--- YOUR TASKS ---
**1.** Rewrite the paragraph of the isoprostane neurotoxicity legend that begins "15-A_2t-Isoprostane (15-A_2t-IsoP) neurotoxicity involves" as a concise bulleted list that keeps its main facts.
**2.** Answer these questions from the isoprostane neurotoxicity legend.
(a) At what time point were neurons harvested in panel (c)?
(b) Which assay was used to assess cell death in panel (d)?
(c) Which statistical test was used to analyze the data?
**3.** Continue the isoprostane neurotoxicity legend from its last sentence.
TEXT PASSAGE section start
15-A_2t-Isoprostane (15-A_2t-IsoP) neurotoxicity involves phosphorylation of extracellular signal-regulated kinase (ERK) and p66^shc and up-regulation of Ku70. (a) Neuronal cultures were exposed to 30 μM 15-A_2t-IsoP or vehicle for various amounts of time, then whole- cell extracts were harvested and subjected to western blot analysis. ERK is displayed as a loading control. (b) Neurons were exposed to 30 μM 15-A_2t-IsoP + the MEK inhibitor PD98059 (20 μM), TEMPOL (1 mM), or carbonyl cyanide p-trifluoromethoxyphenylhydrazone (FCCP: 1 μM), then harvested at 20 h and subjected to western blot using a phospho-ERK specific antibody. (c) Neurons were exposed to 30 μM 15-A_2t-IsoP + PD98059 (20 μM), N-tert-butyl-α-phenylnitrone (PBN: 0.5 mM), or baicalein (20 μM), then harvested at 1 h and subjected to western blot analysis. (d) Neurons were exposed to 15-A_2t-IsoP (30 μM) + cyclohexamide (3.5 μM), the Src kinase inhibitor PP2 (50 nM), or the MEK inhibitor PD98059 (20 μM). Cell death was assessed after 20–24 h by lactate dehydrogenase (LDH) assay. Data represent the mean ± SEM of three independent experiments; each performed in triplicate, and were analyzed by one-way ANOVA. Blots shown in (a), (b) and (c) are representative of at least three independent experiments. Inhibitors in (b), (c) and (d) were present for 30 min before and during IsoP exposure. PD98059, 2′-amino-3′-methoxyflavone; PP2, 4-amino-5-(4-chlorophenyl)-7-(t-butyl)pyrazolo-[3,4-d]pyrimidine.
TEXT PASSAGE section end
DATASET EXCERPTS section start
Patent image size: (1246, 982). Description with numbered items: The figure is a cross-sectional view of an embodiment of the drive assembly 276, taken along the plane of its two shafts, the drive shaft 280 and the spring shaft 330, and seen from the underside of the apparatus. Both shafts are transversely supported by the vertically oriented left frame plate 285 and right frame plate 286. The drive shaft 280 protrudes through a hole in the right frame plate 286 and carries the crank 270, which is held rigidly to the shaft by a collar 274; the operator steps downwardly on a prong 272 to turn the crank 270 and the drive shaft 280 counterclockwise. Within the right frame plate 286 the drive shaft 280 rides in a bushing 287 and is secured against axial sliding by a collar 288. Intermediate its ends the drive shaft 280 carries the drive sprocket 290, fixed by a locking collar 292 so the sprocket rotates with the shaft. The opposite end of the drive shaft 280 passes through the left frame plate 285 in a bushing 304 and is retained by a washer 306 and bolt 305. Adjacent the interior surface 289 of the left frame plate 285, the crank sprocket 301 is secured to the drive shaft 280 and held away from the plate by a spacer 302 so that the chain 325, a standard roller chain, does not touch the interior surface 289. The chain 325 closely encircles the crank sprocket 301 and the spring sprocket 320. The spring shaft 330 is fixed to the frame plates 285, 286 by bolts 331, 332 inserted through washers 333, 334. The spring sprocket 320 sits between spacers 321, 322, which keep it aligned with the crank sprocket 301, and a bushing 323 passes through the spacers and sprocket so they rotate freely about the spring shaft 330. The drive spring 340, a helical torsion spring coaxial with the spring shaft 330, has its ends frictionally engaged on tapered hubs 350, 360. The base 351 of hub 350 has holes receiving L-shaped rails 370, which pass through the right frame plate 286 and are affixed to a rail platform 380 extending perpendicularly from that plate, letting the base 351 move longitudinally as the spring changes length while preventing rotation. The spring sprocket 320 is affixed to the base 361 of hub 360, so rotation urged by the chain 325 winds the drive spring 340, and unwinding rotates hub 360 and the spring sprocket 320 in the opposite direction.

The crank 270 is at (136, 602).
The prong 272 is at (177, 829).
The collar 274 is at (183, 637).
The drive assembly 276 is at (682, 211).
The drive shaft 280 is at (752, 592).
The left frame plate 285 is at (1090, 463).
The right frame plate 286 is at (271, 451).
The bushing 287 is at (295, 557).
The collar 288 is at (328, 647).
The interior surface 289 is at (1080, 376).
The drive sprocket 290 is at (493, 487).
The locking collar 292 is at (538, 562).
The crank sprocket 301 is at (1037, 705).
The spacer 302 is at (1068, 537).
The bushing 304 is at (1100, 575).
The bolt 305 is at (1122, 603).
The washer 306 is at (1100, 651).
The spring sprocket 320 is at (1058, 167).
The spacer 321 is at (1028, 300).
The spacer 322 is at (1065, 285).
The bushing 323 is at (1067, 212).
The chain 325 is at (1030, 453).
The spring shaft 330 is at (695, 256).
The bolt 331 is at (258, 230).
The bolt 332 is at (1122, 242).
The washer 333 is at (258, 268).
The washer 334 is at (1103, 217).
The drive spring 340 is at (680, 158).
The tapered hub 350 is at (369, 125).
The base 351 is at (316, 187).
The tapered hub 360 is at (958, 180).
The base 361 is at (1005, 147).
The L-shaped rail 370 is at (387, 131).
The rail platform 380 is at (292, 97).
DATASET EXCERPTS section end
--- TASK-BY-TASK RESULTS ---
**1.**
- 15-A_2t-IsoP neurotoxicity involves phosphorylation of ERK and p66^shc and up-regulation of Ku70.
- (a) Neuronal cultures were treated with 30 μM 15-A_2t-IsoP or vehicle for various times. Whole-cell extracts were then analyzed by western blot, with ERK as the loading control.
- (b) Neurons were treated with 30 μM 15-A_2t-IsoP plus PD98059 (20 μM), TEMPOL (1 mM), or FCCP (1 μM). They were harvested at 20 h and blotted with a phospho-ERK specific antibody.
- (c) Neurons were treated with 30 μM 15-A_2t-IsoP plus PD98059 (20 μM), PBN (0.5 mM), or baicalein (20 μM). They were harvested at 1 h for western blot.
- (d) Neurons were treated with 30 μM 15-A_2t-IsoP plus cyclohexamide (3.5 μM), PP2 (50 nM), or PD98059 (20 μM). Cell death was measured by LDH assay after 20–24 h.
- Data are the mean ± SEM of three independent experiments, each in triplicate, analyzed by one-way ANOVA.
- Blots in (a)–(c) represent at least three independent experiments.
- Inhibitors in (b)–(d) were present for 30 min before and during IsoP exposure.

**2.**
(a) 1 h
(b) The lactate dehydrogenase (LDH) assay
(c) One-way ANOVA

**3.**
Fig. 6

15-A_2t-Isoprostane (15-A_2t-IsoP) potentiates oxidative glutamate toxicity in neurons and HT22 cells. (a) Immature (1–2 DIV) primary cortical neurons were exposed to 1.5 mM glutamate or 5 μM 15-A_2t-IsoP alone or in combination. Cell death was assessed after 18 h by lactate dehydrogenase (LDH) assay. (b) HT22 cells were exposed to glutamate plus increasing concentrations of 15-A_2t-IsoP. Cell viability was assessed by MTT assay after 20–24 h. Note that in both (a) and (b), 15-A_2t-IsoP and glutamate in combination resulted in significantly increased cell death. Data in (a) and (b) represent the mean ± SEM of three independent experiments, each performed in triplicate, and were analyzed by one-way ANOVA. *p < 0.05 vs. control.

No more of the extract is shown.